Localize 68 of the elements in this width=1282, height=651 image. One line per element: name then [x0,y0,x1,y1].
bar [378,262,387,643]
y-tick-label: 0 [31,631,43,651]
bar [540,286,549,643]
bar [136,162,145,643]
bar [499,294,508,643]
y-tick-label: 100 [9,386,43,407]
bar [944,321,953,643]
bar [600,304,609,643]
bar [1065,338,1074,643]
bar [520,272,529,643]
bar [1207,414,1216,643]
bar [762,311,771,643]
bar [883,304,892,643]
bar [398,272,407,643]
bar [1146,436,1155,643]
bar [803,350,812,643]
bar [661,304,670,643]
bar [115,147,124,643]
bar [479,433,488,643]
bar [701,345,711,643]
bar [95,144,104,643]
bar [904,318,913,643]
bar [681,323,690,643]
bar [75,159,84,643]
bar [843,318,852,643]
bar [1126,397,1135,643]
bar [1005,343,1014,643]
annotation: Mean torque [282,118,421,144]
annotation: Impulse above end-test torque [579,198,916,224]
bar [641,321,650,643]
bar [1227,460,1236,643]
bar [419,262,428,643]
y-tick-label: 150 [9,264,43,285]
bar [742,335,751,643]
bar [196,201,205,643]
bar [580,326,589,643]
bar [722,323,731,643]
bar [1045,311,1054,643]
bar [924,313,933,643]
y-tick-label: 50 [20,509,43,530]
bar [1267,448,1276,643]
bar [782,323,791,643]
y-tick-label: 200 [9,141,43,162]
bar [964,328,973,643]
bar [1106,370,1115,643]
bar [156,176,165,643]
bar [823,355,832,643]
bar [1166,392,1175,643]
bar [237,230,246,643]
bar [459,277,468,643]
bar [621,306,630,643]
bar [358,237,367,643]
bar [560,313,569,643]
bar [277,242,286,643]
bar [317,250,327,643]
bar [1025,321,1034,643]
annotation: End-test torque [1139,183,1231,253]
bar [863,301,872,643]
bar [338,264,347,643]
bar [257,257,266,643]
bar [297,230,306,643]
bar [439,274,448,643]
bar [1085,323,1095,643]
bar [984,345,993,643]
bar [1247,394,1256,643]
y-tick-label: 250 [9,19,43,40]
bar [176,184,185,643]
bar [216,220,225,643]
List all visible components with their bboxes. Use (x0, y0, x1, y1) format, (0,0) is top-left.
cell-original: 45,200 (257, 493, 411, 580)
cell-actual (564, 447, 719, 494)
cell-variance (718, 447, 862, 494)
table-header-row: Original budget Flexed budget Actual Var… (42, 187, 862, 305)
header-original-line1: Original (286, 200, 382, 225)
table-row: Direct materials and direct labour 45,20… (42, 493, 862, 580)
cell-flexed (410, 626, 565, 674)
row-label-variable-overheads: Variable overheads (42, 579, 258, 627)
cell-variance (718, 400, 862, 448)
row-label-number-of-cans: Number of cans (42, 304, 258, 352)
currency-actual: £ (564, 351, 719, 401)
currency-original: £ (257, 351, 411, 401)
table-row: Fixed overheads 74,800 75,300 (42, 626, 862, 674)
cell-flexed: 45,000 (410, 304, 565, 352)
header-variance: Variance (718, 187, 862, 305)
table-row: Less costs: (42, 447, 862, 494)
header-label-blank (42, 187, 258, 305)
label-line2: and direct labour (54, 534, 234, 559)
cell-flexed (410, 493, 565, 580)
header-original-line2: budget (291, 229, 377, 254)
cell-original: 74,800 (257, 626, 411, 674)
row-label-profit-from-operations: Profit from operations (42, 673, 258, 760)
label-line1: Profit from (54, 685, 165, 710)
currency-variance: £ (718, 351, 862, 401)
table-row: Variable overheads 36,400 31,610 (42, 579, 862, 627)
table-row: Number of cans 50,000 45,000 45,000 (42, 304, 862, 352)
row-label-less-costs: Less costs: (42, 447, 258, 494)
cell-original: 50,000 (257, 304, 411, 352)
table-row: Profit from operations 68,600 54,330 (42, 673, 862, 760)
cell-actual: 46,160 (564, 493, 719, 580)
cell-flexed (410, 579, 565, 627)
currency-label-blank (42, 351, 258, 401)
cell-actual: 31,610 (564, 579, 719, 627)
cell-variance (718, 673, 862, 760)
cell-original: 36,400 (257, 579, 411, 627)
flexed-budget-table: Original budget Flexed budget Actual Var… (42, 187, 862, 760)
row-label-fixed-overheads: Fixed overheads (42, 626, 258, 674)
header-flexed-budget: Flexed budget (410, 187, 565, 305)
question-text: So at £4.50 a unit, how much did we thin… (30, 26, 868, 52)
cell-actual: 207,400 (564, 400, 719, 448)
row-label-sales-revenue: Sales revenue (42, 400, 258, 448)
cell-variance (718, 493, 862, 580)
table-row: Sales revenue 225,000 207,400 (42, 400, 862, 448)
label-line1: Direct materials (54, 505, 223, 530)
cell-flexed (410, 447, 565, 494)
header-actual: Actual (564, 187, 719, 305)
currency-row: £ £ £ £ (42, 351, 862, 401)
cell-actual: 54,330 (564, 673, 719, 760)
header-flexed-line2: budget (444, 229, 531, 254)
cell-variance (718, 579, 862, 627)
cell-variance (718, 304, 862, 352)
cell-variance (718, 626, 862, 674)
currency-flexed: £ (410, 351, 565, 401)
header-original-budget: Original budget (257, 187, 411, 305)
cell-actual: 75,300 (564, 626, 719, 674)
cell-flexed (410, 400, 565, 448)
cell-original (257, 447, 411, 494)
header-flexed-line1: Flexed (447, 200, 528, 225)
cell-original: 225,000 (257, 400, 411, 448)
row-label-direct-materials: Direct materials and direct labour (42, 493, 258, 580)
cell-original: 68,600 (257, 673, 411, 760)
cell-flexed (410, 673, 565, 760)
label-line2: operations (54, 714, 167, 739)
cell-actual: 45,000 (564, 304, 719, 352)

■ **Do this**
Please copy all of the material above line for line, with no changes.

■ **In response**
Localize 68 of the elements in this width=1282, height=651 image. One line per element: name then [x0,y0,x1,y1].
bar [378,262,387,643]
y-tick-label: 0 [31,631,43,651]
bar [540,286,549,643]
bar [136,162,145,643]
bar [499,294,508,643]
y-tick-label: 100 [9,386,43,407]
bar [944,321,953,643]
bar [600,304,609,643]
bar [1065,338,1074,643]
bar [520,272,529,643]
bar [1207,414,1216,643]
bar [762,311,771,643]
bar [883,304,892,643]
bar [398,272,407,643]
bar [1146,436,1155,643]
bar [803,350,812,643]
bar [661,304,670,643]
bar [115,147,124,643]
bar [479,433,488,643]
bar [701,345,711,643]
bar [95,144,104,643]
bar [904,318,913,643]
bar [681,323,690,643]
bar [75,159,84,643]
bar [843,318,852,643]
bar [1126,397,1135,643]
bar [1005,343,1014,643]
annotation: Mean torque [282,118,421,144]
annotation: Impulse above end-test torque [579,198,916,224]
bar [641,321,650,643]
bar [1227,460,1236,643]
bar [419,262,428,643]
y-tick-label: 150 [9,264,43,285]
bar [742,335,751,643]
bar [196,201,205,643]
bar [580,326,589,643]
bar [722,323,731,643]
bar [1045,311,1054,643]
bar [924,313,933,643]
y-tick-label: 50 [20,509,43,530]
bar [1267,448,1276,643]
bar [782,323,791,643]
y-tick-label: 200 [9,141,43,162]
bar [964,328,973,643]
bar [1106,370,1115,643]
bar [156,176,165,643]
bar [823,355,832,643]
bar [1166,392,1175,643]
bar [237,230,246,643]
bar [459,277,468,643]
bar [621,306,630,643]
bar [358,237,367,643]
bar [560,313,569,643]
bar [277,242,286,643]
bar [317,250,327,643]
bar [1025,321,1034,643]
annotation: End-test torque [1139,183,1231,253]
bar [863,301,872,643]
bar [338,264,347,643]
bar [257,257,266,643]
bar [297,230,306,643]
bar [439,274,448,643]
bar [1085,323,1095,643]
bar [984,345,993,643]
bar [1247,394,1256,643]
y-tick-label: 250 [9,19,43,40]
bar [176,184,185,643]
bar [216,220,225,643]
List all visible components with their bboxes. Use (x0, y0, x1, y1) format, (0,0) is top-left.
cell-original: 45,200 (257, 493, 411, 580)
cell-actual (564, 447, 719, 494)
cell-variance (718, 447, 862, 494)
table-header-row: Original budget Flexed budget Actual Var… (42, 187, 862, 305)
header-original-line1: Original (286, 200, 382, 225)
table-row: Direct materials and direct labour 45,20… (42, 493, 862, 580)
cell-flexed (410, 626, 565, 674)
row-label-variable-overheads: Variable overheads (42, 579, 258, 627)
cell-variance (718, 400, 862, 448)
row-label-number-of-cans: Number of cans (42, 304, 258, 352)
currency-actual: £ (564, 351, 719, 401)
currency-original: £ (257, 351, 411, 401)
table-row: Fixed overheads 74,800 75,300 (42, 626, 862, 674)
cell-flexed: 45,000 (410, 304, 565, 352)
header-variance: Variance (718, 187, 862, 305)
table-row: Less costs: (42, 447, 862, 494)
header-label-blank (42, 187, 258, 305)
label-line2: and direct labour (54, 534, 234, 559)
cell-flexed (410, 493, 565, 580)
header-original-line2: budget (291, 229, 377, 254)
cell-original: 74,800 (257, 626, 411, 674)
row-label-profit-from-operations: Profit from operations (42, 673, 258, 760)
label-line1: Profit from (54, 685, 165, 710)
currency-variance: £ (718, 351, 862, 401)
table-row: Variable overheads 36,400 31,610 (42, 579, 862, 627)
table-row: Number of cans 50,000 45,000 45,000 (42, 304, 862, 352)
row-label-less-costs: Less costs: (42, 447, 258, 494)
cell-original: 50,000 (257, 304, 411, 352)
table-row: Profit from operations 68,600 54,330 (42, 673, 862, 760)
cell-actual: 46,160 (564, 493, 719, 580)
cell-flexed (410, 579, 565, 627)
currency-label-blank (42, 351, 258, 401)
cell-actual: 31,610 (564, 579, 719, 627)
cell-variance (718, 673, 862, 760)
cell-original: 36,400 (257, 579, 411, 627)
flexed-budget-table: Original budget Flexed budget Actual Var… (42, 187, 862, 760)
row-label-fixed-overheads: Fixed overheads (42, 626, 258, 674)
header-flexed-budget: Flexed budget (410, 187, 565, 305)
question-text: So at £4.50 a unit, how much did we thin… (30, 26, 868, 52)
cell-actual: 207,400 (564, 400, 719, 448)
row-label-sales-revenue: Sales revenue (42, 400, 258, 448)
cell-variance (718, 493, 862, 580)
table-row: Sales revenue 225,000 207,400 (42, 400, 862, 448)
label-line1: Direct materials (54, 505, 223, 530)
cell-flexed (410, 447, 565, 494)
header-actual: Actual (564, 187, 719, 305)
currency-row: £ £ £ £ (42, 351, 862, 401)
cell-actual: 54,330 (564, 673, 719, 760)
header-flexed-line2: budget (444, 229, 531, 254)
cell-variance (718, 579, 862, 627)
cell-variance (718, 304, 862, 352)
cell-variance (718, 626, 862, 674)
currency-flexed: £ (410, 351, 565, 401)
header-original-budget: Original budget (257, 187, 411, 305)
cell-actual: 75,300 (564, 626, 719, 674)
cell-flexed (410, 400, 565, 448)
cell-original (257, 447, 411, 494)
header-flexed-line1: Flexed (447, 200, 528, 225)
cell-original: 225,000 (257, 400, 411, 448)
row-label-direct-materials: Direct materials and direct labour (42, 493, 258, 580)
cell-original: 68,600 (257, 673, 411, 760)
cell-flexed (410, 673, 565, 760)
label-line2: operations (54, 714, 167, 739)
cell-actual: 45,000 (564, 304, 719, 352)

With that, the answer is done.